Extracts from a graphics dataset
===
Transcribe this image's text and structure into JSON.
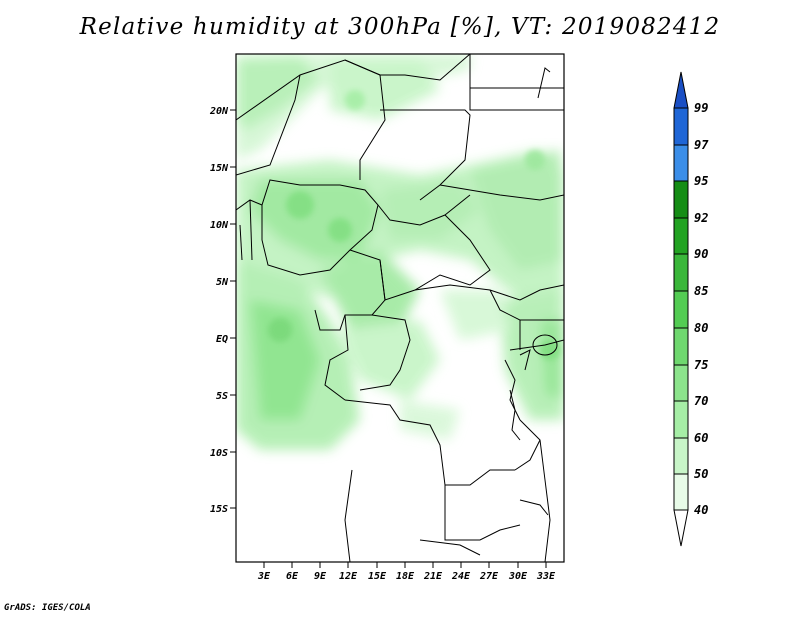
{
  "title": "Relative humidity at 300hPa [%], VT: 2019082412",
  "credit": "GrADS: IGES/COLA",
  "map": {
    "lon_range": [
      0,
      34.5
    ],
    "lat_range": [
      -20,
      24.5
    ],
    "lat_ticks": [
      "20N",
      "15N",
      "10N",
      "5N",
      "EQ",
      "5S",
      "10S",
      "15S"
    ],
    "lon_ticks": [
      "3E",
      "6E",
      "9E",
      "12E",
      "15E",
      "18E",
      "21E",
      "24E",
      "27E",
      "30E",
      "33E"
    ]
  },
  "colorbar": {
    "levels": [
      "40",
      "50",
      "60",
      "70",
      "75",
      "80",
      "85",
      "90",
      "92",
      "95",
      "97",
      "99"
    ],
    "colors": [
      "#ffffff",
      "#e6fbe6",
      "#c8f5c8",
      "#a6eea6",
      "#8ce48c",
      "#6fd86f",
      "#53cc53",
      "#3ab73a",
      "#22a322",
      "#158d15",
      "#3b8ee8",
      "#1f66d6",
      "#1a4fc4"
    ]
  }
}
===
> Task brief: Reproduce the listing word for word and omit its pictures.

> Task response:
Transcribe this image's text and structure into JSON.
{
  "title": "Relative humidity at 300hPa [%], VT: 2019082412",
  "credit": "GrADS: IGES/COLA",
  "map": {
    "lon_range": [
      0,
      34.5
    ],
    "lat_range": [
      -20,
      24.5
    ],
    "lat_ticks": [
      "20N",
      "15N",
      "10N",
      "5N",
      "EQ",
      "5S",
      "10S",
      "15S"
    ],
    "lon_ticks": [
      "3E",
      "6E",
      "9E",
      "12E",
      "15E",
      "18E",
      "21E",
      "24E",
      "27E",
      "30E",
      "33E"
    ]
  },
  "colorbar": {
    "levels": [
      "40",
      "50",
      "60",
      "70",
      "75",
      "80",
      "85",
      "90",
      "92",
      "95",
      "97",
      "99"
    ],
    "colors": [
      "#ffffff",
      "#e6fbe6",
      "#c8f5c8",
      "#a6eea6",
      "#8ce48c",
      "#6fd86f",
      "#53cc53",
      "#3ab73a",
      "#22a322",
      "#158d15",
      "#3b8ee8",
      "#1f66d6",
      "#1a4fc4"
    ]
  }
}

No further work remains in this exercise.